Supplied records:
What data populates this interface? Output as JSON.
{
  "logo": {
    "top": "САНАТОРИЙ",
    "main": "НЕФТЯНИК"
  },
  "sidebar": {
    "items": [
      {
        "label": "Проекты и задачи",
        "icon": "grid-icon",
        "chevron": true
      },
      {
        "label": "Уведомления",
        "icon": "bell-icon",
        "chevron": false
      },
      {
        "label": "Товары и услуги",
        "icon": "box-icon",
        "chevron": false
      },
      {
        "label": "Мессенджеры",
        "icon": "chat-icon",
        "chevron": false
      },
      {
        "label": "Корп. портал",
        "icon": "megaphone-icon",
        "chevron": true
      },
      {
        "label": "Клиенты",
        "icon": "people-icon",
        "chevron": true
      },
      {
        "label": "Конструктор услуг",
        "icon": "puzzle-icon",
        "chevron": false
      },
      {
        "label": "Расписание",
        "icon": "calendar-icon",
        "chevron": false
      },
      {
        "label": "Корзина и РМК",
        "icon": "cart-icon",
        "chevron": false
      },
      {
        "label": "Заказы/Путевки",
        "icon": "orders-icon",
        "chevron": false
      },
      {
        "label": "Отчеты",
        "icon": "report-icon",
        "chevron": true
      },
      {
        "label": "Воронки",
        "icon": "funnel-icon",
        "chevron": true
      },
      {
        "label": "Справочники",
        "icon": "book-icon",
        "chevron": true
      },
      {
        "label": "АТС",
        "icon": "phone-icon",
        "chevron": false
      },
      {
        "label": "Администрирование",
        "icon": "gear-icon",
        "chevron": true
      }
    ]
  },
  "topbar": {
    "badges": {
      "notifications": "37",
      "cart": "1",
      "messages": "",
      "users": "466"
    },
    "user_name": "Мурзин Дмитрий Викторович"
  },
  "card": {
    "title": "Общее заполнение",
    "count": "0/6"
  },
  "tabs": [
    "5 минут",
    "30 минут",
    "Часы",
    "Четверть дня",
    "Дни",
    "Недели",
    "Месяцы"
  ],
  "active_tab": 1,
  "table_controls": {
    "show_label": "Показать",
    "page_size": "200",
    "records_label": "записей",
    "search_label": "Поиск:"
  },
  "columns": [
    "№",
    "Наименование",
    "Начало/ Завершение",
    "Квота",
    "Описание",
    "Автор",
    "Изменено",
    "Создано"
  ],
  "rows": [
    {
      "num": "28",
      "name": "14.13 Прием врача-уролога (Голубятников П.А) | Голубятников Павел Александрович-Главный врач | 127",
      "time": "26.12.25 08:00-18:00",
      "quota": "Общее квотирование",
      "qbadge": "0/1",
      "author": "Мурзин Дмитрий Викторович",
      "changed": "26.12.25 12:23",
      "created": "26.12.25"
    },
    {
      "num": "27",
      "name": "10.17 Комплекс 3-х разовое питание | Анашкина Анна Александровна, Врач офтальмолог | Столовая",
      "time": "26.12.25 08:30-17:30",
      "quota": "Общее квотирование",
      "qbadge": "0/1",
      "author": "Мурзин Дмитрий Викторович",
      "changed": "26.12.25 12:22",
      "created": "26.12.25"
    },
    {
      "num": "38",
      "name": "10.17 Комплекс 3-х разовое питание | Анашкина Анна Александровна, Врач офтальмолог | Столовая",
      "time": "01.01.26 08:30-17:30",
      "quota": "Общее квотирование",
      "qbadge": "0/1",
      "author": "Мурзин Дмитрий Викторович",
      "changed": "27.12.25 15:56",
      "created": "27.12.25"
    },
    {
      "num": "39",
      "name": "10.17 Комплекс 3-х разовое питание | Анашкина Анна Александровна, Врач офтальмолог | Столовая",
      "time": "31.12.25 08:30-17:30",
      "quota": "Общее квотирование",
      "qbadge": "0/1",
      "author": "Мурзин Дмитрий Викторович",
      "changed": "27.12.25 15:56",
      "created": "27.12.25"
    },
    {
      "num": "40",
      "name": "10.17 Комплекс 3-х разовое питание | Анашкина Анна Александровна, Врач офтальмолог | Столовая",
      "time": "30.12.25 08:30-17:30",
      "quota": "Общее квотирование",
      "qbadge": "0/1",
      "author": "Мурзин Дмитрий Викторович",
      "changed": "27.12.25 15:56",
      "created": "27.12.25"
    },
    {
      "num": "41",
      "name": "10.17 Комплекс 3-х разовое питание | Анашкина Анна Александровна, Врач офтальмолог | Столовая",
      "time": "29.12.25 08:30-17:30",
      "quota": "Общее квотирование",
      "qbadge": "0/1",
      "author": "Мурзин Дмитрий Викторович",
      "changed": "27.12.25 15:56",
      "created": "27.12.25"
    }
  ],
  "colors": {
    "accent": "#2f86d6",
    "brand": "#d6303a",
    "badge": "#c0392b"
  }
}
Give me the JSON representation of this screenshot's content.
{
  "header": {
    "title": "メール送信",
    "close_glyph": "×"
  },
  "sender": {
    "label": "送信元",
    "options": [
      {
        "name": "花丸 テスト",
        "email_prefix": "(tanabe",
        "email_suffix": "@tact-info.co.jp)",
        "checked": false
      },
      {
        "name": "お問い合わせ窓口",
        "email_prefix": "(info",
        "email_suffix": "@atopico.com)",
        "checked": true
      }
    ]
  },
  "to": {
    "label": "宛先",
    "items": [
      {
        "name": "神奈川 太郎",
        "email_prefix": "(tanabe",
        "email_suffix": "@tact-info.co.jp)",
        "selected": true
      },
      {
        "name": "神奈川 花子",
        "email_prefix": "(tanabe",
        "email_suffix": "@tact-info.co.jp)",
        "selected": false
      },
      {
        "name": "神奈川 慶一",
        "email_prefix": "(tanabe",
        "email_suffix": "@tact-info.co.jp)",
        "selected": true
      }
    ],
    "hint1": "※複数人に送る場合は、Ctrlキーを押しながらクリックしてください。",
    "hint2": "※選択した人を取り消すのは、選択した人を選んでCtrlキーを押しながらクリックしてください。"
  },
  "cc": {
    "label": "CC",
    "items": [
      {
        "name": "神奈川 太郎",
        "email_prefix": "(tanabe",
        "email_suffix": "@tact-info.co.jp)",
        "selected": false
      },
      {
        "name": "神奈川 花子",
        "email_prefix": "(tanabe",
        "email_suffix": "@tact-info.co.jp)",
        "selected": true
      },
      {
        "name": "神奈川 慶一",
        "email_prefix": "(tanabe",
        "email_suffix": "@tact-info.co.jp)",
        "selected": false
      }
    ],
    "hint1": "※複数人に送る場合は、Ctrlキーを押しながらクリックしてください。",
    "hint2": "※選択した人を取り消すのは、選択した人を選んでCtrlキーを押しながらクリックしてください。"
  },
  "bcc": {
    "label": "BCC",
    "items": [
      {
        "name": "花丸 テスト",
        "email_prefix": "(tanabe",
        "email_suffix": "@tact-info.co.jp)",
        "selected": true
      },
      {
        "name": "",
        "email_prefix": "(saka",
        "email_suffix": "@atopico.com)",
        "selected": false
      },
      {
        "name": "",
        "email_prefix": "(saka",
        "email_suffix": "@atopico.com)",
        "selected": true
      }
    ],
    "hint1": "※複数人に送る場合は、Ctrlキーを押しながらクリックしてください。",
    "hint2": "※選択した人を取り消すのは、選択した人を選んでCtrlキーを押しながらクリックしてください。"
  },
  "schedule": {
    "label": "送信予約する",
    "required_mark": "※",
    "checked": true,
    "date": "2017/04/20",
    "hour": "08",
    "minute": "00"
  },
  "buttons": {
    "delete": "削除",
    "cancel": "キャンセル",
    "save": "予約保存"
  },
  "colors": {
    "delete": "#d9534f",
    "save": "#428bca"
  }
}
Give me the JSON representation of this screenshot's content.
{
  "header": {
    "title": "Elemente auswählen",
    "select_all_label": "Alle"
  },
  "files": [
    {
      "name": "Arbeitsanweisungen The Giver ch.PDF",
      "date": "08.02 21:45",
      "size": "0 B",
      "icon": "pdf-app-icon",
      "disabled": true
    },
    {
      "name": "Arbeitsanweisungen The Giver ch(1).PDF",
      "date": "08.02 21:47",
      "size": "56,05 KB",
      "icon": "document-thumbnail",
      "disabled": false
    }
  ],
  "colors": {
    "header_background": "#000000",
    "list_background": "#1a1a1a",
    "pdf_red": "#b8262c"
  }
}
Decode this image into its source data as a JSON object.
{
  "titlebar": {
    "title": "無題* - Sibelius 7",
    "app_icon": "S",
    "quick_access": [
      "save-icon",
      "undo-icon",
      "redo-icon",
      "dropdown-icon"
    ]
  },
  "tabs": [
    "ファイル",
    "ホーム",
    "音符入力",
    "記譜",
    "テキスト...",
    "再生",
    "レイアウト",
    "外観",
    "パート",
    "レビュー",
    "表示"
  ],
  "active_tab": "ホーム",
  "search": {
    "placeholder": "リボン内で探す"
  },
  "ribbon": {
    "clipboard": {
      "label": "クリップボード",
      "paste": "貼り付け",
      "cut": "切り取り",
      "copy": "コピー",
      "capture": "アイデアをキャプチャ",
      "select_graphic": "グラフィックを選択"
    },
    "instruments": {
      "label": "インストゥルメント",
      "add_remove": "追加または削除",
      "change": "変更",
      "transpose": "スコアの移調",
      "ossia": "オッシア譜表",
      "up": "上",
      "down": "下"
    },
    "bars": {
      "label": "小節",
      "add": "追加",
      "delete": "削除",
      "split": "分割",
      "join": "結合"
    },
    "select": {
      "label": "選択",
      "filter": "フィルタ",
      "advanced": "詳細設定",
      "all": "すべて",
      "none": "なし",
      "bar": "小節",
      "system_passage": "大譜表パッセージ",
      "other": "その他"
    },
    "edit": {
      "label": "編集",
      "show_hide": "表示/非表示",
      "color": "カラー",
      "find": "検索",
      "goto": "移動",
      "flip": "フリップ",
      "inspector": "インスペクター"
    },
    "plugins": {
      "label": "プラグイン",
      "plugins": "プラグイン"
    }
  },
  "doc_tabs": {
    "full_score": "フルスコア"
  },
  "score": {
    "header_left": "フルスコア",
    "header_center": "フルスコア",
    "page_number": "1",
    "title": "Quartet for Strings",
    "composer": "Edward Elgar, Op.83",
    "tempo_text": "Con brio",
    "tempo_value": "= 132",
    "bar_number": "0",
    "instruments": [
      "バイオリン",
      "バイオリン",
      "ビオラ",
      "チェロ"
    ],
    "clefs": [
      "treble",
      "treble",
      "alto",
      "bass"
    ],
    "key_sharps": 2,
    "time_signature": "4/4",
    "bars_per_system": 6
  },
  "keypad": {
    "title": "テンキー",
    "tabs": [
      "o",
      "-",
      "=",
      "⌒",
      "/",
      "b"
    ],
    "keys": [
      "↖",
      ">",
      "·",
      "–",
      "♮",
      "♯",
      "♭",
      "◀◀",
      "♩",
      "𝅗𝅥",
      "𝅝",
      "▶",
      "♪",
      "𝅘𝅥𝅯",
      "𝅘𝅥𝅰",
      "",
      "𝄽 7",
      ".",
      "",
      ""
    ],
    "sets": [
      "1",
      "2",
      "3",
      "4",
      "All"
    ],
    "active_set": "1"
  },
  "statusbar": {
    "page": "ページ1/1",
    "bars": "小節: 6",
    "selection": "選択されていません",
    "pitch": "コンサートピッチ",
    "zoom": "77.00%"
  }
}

Your instructions: From the entries above, collect every line with the string "フルスコア" in it.

Final result:
    "full_score": "フルスコア"
    "header_left": "フルスコア",
    "header_center": "フルスコア",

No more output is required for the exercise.